GIVEN EXERCISE 1
In the piece on why the vampires in Sinners play Irish music, output the passage that begins at the words "But the Irish" and ends after the words "late 20th century.", copied word for word.

QUOTED TEXT
§ §
Why Do The Vampires in Sinners Play Irish Music?

Why Do The Vampires in Sinners Play Irish Music?

I am asked about my thoughts on the movie Sinners every few weeks. People just like you are wondering, why do the vampires in this movie play Irish music? Why is the villain Irish? Well, potato nation, the story, like most American stories, is complex. Is nuanced. But I will lay the answers out for you as plainly as I can. My name is Melanie Beth Curran, and I specialize in the collection and sharing of the music made by Irish people when they got to America. Because something very interesting happens when an Irish soul reaches these shores. Certain temptations arise. For the vampires in Sinners, those temptations got to the best of them. They became the white, extractive, culture less, unbound, insatiable colonial culture they were once suppressed by. And it doesn’t matter if you’re black or white, native, latino, asian. Anyone can become a folk music vampire. Let’s dig the potato field of the past, shall we? 

 

RESIST

The Irish Vampire in Sinners is an amalgamation, a mixture, a microcosmic representative of all the Irish waves of immigration which came to North America in the decades before the film’s central narrative. I’m talking the first wave, in the mid to late 1700s, constituted of protestant, Scotts-Irish planters, whose existence as colonial dogs in England’s Ulster Plantation was not as rosy as promised. A lot of these newcomers to America settled in Appalachia and the south. They are who many understand as the mountain people who brought traditional anglo Scotts and Irish music to the hills and the hollers. A darker side of their history is the way these newcomers involved themselves in owning plantations and enslaving African people and their descendants. An popular example of a Scotts-Irish plantation diva is Scarlett O’Hara, from Gone with The Wind, whose surname betrays her Irish origins. 

But the Irish in America that most people think of come in the 1800s, and in larger and larger droves by the 1840s, when An Gorta Mór, often called “The Potato Famine”, ravaged existence for the Irish catholic cotier class in Ireland. Those who could get out often made it to places in the North East like New York City, Boston, Philadelphia, and then moved westward to places like Chicago, Wisconsin, Montana, California and even Washington State, where my own ancestors settled. This wave of immigrants and the generations which came afterward were the people employed in manual and domestic labor. Most of the “Irish Culture in America” TM is the loud echo of this Catholic immigration wave which lasted into the 1920s with a few more waves in the late 20th century.
§ §
[Records from a collection]
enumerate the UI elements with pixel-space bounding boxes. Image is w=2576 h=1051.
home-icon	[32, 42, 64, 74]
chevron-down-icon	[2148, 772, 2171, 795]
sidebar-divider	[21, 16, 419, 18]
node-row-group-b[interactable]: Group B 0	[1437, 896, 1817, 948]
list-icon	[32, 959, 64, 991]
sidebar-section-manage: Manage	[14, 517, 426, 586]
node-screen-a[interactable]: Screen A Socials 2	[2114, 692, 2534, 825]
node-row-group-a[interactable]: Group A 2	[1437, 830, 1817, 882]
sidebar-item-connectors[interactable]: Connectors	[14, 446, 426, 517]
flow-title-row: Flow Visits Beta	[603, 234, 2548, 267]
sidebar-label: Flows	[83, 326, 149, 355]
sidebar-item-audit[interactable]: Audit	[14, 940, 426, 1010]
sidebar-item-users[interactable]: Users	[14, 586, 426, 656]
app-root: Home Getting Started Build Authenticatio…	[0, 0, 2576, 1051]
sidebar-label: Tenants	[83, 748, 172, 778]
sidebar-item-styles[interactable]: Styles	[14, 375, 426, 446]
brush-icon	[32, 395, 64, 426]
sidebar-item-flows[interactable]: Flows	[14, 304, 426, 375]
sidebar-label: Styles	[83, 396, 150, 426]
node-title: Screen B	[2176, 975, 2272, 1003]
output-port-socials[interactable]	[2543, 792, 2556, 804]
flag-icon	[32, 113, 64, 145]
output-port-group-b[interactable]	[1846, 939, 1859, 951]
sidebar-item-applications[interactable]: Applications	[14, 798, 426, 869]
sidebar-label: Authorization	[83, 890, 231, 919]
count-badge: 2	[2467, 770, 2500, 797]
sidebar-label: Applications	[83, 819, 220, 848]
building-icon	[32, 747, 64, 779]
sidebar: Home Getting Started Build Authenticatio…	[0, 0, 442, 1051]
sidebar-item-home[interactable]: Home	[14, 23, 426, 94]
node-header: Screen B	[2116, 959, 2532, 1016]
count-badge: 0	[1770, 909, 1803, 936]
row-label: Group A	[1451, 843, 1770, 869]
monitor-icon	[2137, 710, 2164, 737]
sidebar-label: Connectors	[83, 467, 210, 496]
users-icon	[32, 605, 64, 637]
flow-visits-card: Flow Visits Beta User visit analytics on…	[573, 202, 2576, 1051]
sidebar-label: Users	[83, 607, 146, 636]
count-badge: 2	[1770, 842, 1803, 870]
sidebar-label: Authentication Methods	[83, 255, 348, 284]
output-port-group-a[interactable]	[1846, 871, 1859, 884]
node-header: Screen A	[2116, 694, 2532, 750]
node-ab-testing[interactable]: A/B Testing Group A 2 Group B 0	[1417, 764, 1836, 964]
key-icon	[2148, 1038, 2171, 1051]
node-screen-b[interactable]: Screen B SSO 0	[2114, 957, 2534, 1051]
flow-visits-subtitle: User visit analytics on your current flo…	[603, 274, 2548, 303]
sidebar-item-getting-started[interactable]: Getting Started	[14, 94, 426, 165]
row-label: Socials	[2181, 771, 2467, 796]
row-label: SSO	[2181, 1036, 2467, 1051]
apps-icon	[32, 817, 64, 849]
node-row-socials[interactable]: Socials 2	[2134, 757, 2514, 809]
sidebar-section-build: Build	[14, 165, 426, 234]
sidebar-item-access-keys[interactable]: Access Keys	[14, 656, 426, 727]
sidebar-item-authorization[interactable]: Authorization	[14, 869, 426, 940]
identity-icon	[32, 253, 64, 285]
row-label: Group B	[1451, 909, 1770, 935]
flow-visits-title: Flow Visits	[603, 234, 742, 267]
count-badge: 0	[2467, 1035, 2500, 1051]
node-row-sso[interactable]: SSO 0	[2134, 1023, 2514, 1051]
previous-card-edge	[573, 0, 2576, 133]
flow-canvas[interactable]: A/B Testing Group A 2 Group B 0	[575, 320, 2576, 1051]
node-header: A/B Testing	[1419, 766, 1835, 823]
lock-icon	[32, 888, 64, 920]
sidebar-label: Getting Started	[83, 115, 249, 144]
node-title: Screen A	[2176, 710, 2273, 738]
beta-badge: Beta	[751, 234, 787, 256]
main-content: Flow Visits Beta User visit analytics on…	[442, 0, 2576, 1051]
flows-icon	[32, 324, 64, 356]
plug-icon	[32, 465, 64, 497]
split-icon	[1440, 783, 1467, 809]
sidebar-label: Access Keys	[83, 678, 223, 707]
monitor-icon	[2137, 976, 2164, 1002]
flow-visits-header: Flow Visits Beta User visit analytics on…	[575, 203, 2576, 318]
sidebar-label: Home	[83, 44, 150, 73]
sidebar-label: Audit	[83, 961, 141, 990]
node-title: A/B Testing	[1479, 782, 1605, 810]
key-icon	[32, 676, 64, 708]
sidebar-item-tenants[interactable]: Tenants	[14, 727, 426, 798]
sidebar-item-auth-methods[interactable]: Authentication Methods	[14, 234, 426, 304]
§ §
GIVEN EXERCISE 2
Return the records word for word, from their first line through the line that contains "748, 172, 778]", and nothing else.

WRITTEN SOLUTION 1
But the Irish in America that most people think of come in the 1800s, and in larger and larger droves by the 1840s, when An Gorta Mór, often called “The Potato Famine”, ravaged existence for the Irish catholic cotier class in Ireland. Those who could get out often made it to places in the North East like New York City, Boston, Philadelphia, and then moved westward to places like Chicago, Wisconsin, Montana, California and even Washington State, where my own ancestors settled. This wave of immigrants and the generations which came afterward were the people employed in manual and domestic labor. Most of the “Irish Culture in America” TM is the loud echo of this Catholic immigration wave which lasted into the 1920s with a few more waves in the late 20th century.

WRITTEN SOLUTION 2
enumerate the UI elements with pixel-space bounding boxes. Image is w=2576 h=1051.
home-icon	[32, 42, 64, 74]
chevron-down-icon	[2148, 772, 2171, 795]
sidebar-divider	[21, 16, 419, 18]
node-row-group-b[interactable]: Group B 0	[1437, 896, 1817, 948]
list-icon	[32, 959, 64, 991]
sidebar-section-manage: Manage	[14, 517, 426, 586]
node-screen-a[interactable]: Screen A Socials 2	[2114, 692, 2534, 825]
node-row-group-a[interactable]: Group A 2	[1437, 830, 1817, 882]
sidebar-item-connectors[interactable]: Connectors	[14, 446, 426, 517]
flow-title-row: Flow Visits Beta	[603, 234, 2548, 267]
sidebar-label: Flows	[83, 326, 149, 355]
sidebar-item-audit[interactable]: Audit	[14, 940, 426, 1010]
sidebar-item-users[interactable]: Users	[14, 586, 426, 656]
app-root: Home Getting Started Build Authenticatio…	[0, 0, 2576, 1051]
sidebar-label: Tenants	[83, 748, 172, 778]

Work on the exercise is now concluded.